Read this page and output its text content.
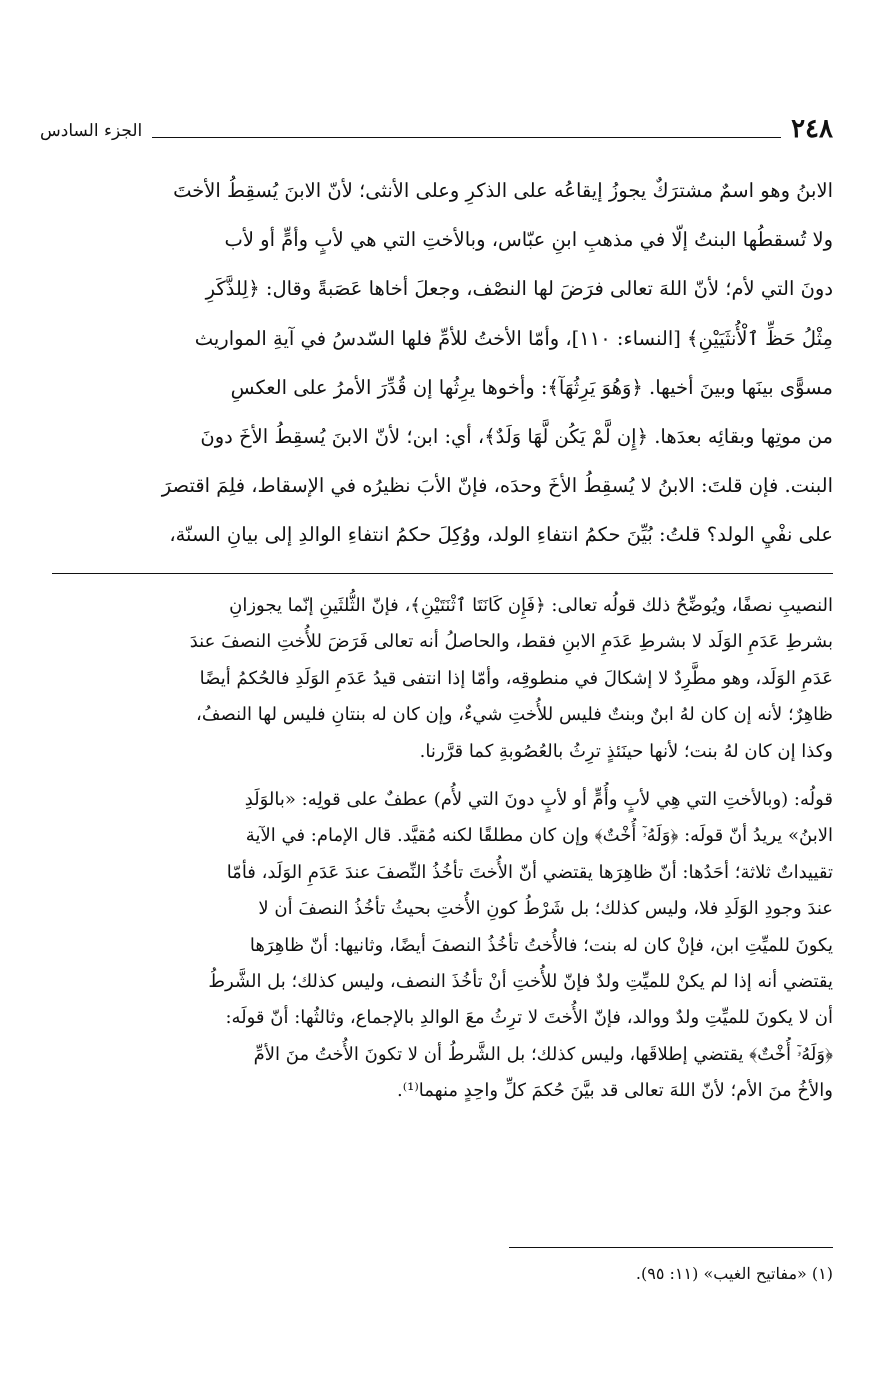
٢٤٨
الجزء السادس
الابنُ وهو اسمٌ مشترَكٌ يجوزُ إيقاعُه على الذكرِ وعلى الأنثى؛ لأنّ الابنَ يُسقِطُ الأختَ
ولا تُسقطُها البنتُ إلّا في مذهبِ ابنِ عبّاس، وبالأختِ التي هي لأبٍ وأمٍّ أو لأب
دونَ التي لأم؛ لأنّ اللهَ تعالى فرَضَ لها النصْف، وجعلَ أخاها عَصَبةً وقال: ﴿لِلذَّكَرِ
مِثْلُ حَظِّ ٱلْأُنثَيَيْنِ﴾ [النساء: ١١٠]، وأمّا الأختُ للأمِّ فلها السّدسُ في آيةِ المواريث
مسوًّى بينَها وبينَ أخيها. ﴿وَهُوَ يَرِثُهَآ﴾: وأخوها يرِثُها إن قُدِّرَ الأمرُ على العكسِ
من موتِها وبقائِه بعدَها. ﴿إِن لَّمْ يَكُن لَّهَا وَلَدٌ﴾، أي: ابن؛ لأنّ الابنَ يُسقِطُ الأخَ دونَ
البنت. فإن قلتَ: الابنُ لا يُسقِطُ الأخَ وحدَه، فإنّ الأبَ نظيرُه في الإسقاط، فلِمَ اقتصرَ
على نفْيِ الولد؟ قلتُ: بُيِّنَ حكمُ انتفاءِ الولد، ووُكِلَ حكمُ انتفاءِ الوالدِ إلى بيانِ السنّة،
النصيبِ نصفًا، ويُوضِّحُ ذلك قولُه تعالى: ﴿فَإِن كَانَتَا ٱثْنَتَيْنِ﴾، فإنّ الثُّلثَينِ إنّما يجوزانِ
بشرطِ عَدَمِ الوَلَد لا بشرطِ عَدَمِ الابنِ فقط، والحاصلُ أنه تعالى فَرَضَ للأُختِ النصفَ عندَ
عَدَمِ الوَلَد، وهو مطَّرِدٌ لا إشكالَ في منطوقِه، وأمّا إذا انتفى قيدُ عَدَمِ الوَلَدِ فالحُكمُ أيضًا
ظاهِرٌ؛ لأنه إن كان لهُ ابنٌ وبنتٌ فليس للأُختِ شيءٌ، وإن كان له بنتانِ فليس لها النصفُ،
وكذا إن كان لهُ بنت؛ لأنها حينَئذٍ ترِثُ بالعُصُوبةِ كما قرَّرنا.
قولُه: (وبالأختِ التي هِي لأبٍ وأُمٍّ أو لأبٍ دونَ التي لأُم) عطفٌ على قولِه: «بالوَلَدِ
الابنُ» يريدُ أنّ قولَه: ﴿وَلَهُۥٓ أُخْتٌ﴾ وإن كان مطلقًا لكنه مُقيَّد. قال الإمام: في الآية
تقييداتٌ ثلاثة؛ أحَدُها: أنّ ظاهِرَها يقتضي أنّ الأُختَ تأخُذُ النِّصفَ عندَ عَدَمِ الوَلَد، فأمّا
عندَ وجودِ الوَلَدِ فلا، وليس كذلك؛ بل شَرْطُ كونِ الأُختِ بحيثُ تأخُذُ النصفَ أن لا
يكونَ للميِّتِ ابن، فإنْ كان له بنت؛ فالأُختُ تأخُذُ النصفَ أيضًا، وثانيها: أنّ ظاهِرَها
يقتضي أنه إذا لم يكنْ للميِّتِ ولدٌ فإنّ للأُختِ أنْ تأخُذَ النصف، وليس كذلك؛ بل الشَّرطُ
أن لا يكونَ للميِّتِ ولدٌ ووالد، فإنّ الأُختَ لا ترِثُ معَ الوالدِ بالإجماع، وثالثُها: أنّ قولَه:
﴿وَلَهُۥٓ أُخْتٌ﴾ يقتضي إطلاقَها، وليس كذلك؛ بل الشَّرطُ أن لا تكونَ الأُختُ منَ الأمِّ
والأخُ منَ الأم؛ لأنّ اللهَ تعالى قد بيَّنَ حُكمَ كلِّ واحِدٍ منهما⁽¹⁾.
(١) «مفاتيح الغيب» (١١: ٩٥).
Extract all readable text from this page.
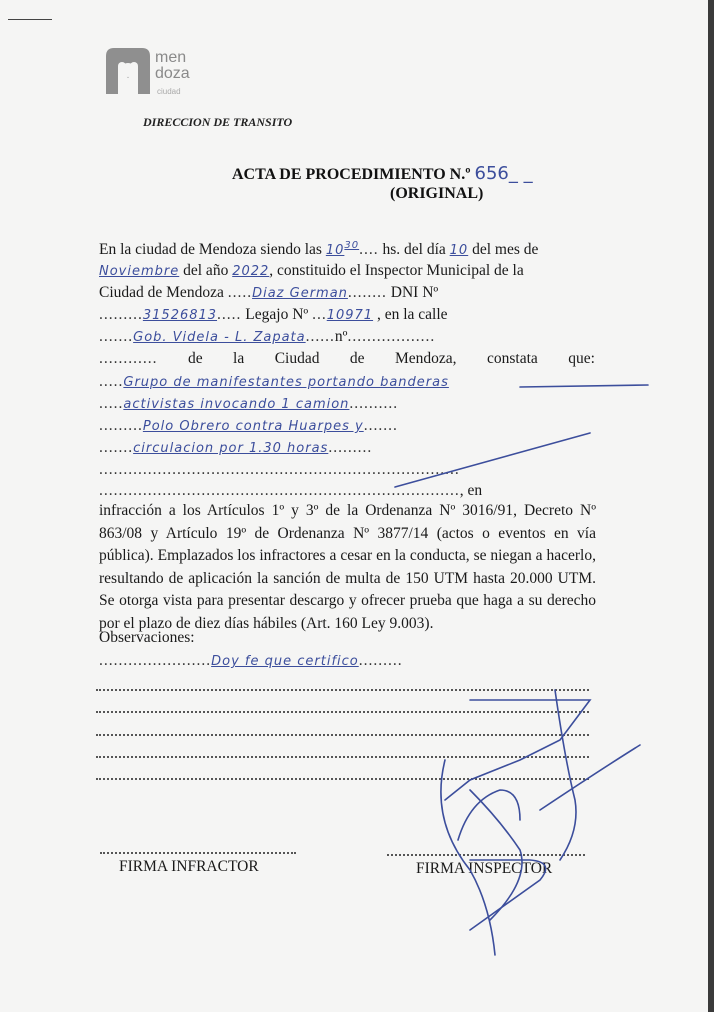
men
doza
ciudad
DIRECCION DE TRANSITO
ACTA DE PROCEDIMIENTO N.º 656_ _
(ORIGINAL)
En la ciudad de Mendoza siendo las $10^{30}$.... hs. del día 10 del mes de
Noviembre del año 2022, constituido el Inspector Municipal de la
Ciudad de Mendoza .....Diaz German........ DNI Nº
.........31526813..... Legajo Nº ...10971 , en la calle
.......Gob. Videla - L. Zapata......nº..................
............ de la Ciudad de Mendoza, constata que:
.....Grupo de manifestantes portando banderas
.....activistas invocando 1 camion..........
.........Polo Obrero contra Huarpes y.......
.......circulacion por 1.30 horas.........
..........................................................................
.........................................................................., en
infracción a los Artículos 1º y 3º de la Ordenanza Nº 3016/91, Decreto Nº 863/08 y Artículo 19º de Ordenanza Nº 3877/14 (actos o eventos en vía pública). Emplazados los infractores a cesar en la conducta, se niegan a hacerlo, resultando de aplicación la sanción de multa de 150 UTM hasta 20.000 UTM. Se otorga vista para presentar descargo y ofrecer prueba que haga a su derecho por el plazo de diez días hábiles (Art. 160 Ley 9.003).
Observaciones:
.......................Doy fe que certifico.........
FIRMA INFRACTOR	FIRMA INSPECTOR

————————

EXERCISE GOAL: Say how many lines in the records hold the string "وبالأخت", and say nothing else.

ANSWER TO THIS PROBLEM: 2